What you should do.
Copy each line with the word "also" in it.

Provided material.
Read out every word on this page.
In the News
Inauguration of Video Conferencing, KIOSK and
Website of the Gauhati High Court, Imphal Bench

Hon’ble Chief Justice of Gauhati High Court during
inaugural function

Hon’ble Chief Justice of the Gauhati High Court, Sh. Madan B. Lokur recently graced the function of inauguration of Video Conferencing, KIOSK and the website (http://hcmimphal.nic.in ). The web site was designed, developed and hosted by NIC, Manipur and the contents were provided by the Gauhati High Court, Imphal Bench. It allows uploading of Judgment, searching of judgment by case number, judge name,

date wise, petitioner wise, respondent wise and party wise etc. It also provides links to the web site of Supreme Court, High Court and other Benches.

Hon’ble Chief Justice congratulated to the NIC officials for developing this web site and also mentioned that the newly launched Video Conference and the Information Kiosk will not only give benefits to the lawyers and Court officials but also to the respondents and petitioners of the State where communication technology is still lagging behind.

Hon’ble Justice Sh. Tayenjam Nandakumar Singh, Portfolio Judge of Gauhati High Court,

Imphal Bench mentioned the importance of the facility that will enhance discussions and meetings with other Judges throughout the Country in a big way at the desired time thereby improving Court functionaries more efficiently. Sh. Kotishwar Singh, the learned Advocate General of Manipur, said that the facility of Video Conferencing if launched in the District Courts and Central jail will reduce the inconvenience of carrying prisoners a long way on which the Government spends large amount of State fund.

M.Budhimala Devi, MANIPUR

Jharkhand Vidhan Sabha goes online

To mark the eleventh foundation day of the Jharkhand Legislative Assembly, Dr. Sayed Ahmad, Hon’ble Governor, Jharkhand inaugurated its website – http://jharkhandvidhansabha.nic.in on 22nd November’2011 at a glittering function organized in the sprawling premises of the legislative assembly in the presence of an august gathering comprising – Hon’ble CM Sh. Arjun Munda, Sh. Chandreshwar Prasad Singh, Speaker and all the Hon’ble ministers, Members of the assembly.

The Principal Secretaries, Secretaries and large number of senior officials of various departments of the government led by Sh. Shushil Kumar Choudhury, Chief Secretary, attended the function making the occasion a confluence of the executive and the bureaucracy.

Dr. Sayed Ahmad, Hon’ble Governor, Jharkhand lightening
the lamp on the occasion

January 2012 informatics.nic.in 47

Written answer.
date wise, petitioner wise, respondent wise and party wise etc. It also provides links to the web site of Supreme Court, High Court and other Benches.
Hon’ble Chief Justice congratulated to the NIC officials for developing this web site and also mentioned that the newly launched Video Conference and the Information Kiosk will not only give benefits to the lawyers and Court officials but also to the respondents and petitioners of the State where communication technology is still lagging behind.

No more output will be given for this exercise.